(Excerpt from a dataset)
--------------------------------------------------
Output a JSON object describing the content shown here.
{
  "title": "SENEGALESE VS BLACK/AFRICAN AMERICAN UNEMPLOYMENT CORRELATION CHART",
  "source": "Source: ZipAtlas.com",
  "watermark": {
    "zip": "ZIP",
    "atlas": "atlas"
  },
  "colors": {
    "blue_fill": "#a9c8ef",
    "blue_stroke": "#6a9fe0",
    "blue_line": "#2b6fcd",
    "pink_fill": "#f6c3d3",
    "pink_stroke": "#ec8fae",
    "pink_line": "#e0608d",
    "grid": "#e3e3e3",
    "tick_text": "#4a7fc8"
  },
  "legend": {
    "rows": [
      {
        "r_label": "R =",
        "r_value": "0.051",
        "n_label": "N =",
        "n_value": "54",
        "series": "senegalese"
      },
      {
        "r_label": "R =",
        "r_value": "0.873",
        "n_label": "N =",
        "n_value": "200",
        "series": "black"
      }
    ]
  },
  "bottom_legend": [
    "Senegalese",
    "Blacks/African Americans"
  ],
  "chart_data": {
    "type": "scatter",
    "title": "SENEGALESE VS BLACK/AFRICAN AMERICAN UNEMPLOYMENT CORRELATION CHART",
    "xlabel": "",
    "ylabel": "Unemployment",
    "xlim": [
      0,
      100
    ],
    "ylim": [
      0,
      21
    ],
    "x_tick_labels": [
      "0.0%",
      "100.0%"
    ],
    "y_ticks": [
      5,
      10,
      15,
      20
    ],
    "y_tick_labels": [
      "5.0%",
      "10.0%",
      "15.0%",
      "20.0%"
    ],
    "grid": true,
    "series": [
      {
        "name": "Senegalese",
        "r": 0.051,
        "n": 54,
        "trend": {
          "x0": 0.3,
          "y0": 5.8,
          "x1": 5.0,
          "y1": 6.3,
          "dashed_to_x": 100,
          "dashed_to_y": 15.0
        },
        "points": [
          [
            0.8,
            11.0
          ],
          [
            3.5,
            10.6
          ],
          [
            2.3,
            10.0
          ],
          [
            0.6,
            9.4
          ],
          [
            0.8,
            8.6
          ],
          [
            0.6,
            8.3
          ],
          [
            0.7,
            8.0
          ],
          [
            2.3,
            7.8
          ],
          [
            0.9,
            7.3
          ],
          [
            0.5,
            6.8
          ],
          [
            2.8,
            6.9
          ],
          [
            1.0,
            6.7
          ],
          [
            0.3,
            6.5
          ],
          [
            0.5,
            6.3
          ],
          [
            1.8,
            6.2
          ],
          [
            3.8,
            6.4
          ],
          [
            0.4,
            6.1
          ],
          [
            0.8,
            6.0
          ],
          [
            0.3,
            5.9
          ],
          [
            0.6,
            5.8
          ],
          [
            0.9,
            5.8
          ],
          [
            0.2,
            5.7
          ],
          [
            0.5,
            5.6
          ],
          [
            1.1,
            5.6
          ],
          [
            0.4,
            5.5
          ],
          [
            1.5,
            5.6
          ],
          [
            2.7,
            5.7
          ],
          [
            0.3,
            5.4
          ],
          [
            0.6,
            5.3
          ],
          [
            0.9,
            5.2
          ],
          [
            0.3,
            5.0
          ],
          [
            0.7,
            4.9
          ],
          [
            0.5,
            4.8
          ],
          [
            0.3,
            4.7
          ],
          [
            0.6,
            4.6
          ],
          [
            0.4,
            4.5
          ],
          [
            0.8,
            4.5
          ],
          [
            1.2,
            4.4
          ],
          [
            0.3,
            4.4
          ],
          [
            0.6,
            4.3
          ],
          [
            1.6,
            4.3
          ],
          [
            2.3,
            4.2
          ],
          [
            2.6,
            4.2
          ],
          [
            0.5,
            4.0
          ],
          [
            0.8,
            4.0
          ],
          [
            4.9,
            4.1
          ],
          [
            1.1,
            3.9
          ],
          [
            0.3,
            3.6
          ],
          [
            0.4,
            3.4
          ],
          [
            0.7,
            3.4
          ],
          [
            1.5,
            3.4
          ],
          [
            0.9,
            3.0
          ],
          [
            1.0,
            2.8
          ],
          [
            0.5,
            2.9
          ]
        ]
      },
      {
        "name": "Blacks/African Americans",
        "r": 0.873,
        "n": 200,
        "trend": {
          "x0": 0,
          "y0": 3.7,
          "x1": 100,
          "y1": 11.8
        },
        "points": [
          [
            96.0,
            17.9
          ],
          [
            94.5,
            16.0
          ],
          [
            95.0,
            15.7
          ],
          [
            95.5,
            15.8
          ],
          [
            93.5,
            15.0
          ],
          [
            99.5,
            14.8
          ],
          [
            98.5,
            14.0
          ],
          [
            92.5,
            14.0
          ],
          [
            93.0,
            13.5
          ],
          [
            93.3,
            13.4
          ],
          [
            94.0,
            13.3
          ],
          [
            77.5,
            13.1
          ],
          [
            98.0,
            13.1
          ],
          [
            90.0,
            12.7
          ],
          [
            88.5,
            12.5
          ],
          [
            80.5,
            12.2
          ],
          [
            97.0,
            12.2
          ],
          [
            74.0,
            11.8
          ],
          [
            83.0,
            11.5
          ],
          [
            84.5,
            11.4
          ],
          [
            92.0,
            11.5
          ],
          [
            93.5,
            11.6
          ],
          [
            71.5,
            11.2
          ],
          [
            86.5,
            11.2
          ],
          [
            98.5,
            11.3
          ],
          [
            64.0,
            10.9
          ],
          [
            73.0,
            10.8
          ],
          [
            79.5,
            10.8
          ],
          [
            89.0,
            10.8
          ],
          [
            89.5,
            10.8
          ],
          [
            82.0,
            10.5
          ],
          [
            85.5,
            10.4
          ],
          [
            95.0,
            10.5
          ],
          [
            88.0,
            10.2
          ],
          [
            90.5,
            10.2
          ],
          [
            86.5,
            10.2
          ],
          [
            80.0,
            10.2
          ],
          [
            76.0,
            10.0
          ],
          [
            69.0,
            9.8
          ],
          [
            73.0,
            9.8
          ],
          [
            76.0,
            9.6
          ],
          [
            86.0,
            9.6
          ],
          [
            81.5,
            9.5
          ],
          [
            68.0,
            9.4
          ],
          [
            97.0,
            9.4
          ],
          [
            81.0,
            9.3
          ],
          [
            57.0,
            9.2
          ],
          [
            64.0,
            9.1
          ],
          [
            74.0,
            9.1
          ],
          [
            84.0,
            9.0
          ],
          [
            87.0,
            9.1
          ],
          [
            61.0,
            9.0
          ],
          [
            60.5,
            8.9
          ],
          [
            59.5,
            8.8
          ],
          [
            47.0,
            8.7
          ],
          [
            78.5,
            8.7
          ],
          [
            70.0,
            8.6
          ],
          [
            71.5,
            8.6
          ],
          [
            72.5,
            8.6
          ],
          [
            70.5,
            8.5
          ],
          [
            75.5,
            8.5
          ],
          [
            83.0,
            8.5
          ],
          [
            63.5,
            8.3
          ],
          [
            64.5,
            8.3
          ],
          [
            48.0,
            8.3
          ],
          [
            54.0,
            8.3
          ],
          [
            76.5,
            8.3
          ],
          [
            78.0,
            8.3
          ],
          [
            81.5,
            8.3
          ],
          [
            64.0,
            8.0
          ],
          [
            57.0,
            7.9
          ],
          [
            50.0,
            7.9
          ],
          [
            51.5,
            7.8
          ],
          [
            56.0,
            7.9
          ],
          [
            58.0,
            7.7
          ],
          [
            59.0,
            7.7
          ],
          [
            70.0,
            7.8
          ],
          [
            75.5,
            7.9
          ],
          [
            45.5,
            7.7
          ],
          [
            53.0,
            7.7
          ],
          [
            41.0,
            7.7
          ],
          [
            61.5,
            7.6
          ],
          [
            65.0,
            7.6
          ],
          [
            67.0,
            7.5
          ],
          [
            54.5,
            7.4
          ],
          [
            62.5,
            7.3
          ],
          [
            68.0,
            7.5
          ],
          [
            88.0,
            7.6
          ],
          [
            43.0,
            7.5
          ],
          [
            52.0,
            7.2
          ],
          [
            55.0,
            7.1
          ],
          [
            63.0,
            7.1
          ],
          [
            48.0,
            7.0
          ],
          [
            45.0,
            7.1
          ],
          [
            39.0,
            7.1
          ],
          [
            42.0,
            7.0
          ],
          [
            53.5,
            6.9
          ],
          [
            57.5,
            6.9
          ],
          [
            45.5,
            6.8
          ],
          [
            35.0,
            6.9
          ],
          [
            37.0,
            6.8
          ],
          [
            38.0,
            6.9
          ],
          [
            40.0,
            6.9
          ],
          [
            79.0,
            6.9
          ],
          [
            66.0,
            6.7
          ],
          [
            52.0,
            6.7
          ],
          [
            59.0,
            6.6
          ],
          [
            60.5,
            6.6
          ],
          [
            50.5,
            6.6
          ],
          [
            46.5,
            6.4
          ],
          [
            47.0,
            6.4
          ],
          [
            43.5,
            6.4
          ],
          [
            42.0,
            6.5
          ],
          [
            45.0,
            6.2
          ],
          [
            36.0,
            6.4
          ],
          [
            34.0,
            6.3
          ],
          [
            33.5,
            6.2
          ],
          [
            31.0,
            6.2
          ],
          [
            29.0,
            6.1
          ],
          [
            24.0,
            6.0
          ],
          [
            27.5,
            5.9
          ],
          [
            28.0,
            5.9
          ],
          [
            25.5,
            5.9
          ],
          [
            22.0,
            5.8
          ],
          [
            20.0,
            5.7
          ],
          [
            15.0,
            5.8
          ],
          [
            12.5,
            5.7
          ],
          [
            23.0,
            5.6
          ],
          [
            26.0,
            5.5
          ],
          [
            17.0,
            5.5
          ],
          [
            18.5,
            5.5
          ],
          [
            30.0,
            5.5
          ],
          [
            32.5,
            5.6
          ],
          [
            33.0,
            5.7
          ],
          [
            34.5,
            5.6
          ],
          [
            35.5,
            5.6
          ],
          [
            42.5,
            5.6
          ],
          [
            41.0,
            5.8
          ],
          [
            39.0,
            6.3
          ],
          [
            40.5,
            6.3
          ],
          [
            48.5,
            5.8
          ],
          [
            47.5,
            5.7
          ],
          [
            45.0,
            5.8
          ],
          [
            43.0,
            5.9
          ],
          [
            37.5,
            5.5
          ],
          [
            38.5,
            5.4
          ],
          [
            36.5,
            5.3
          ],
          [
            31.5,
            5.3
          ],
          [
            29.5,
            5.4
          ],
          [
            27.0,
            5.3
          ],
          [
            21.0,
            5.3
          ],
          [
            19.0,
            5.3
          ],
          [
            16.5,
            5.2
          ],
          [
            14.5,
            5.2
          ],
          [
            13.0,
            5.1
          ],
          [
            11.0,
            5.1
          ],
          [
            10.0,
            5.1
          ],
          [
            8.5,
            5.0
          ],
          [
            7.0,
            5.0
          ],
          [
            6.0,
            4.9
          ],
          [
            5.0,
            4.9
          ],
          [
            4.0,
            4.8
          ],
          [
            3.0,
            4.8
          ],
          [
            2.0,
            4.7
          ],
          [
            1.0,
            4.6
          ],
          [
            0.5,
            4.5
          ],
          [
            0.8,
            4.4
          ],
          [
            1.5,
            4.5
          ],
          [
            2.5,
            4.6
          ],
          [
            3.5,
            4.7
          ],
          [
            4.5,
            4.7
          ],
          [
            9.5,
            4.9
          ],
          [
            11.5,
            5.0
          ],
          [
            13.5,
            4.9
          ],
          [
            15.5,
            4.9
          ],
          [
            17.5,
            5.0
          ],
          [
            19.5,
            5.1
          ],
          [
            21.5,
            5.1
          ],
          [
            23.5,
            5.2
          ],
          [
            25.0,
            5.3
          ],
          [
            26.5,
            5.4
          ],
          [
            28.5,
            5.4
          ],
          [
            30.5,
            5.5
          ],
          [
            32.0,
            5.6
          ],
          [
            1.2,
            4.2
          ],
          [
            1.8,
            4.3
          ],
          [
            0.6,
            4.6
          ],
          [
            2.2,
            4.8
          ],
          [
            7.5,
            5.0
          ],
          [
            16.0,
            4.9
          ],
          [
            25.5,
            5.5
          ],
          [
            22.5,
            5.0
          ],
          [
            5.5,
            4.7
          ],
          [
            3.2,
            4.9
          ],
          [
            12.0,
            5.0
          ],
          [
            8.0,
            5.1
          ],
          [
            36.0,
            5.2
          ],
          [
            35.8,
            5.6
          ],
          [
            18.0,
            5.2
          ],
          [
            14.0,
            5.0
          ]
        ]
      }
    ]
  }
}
--------------------------------------------------
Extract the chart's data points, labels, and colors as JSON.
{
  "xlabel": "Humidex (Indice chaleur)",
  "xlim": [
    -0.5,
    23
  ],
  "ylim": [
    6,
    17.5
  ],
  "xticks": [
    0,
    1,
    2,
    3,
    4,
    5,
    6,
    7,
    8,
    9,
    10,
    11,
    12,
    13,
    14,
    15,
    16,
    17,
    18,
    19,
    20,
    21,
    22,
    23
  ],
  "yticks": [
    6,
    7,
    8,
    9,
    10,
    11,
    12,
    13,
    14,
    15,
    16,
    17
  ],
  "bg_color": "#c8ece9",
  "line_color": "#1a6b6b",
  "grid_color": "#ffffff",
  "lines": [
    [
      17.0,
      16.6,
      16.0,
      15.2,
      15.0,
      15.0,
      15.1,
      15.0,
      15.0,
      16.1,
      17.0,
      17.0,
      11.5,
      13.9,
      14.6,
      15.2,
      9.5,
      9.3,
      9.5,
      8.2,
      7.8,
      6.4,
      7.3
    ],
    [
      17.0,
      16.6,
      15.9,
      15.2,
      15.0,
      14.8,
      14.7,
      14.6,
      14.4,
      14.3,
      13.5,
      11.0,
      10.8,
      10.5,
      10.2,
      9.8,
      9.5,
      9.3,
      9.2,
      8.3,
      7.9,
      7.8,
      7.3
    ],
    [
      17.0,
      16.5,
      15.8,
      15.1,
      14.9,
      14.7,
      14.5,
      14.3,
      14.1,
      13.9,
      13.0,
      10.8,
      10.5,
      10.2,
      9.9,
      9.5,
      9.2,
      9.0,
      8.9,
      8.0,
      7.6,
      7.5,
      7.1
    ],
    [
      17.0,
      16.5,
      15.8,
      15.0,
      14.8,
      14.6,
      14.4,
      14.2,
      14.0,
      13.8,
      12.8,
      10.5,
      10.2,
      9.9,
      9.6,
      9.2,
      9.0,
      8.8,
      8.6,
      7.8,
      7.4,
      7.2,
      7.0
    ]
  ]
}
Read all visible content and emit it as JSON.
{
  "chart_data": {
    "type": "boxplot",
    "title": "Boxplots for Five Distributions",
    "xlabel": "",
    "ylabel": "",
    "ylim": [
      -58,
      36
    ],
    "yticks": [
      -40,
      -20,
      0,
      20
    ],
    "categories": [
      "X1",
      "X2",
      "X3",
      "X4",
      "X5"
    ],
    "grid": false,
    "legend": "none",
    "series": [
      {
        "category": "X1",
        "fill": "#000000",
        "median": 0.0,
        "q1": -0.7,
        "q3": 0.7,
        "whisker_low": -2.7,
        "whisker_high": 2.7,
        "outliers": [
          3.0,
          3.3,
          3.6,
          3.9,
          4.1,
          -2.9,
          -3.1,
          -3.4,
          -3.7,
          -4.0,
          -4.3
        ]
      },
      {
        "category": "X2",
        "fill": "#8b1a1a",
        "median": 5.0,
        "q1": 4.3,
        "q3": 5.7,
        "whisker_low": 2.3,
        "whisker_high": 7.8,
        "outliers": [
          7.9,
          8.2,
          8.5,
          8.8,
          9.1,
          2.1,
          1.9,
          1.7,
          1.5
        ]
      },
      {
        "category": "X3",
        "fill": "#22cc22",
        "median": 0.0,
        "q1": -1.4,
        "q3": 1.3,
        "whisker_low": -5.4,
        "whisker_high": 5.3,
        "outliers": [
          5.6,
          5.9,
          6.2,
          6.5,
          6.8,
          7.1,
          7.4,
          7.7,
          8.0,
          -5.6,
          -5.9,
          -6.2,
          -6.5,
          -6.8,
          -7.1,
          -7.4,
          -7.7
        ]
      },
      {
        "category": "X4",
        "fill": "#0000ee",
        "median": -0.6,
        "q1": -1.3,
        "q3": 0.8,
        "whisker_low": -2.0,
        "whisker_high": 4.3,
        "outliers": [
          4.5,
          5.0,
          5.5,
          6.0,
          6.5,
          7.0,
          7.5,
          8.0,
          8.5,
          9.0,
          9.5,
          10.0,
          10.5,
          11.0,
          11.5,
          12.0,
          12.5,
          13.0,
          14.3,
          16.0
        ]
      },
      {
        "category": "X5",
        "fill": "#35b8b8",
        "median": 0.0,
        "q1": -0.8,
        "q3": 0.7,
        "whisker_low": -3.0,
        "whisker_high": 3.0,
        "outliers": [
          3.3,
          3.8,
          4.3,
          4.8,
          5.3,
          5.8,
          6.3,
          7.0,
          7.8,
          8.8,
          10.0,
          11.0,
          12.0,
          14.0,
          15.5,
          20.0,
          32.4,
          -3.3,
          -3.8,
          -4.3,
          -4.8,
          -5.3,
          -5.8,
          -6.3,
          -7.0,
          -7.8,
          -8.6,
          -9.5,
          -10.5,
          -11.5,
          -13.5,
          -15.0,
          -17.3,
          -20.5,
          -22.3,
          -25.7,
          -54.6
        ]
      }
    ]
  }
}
--------------------------------------------------
**Your task:**
Pull out each line of the records holding the string "series".

**Answer to the problem:**
        "series": "senegalese"
        "series": "black"
    "series": [
    "series": [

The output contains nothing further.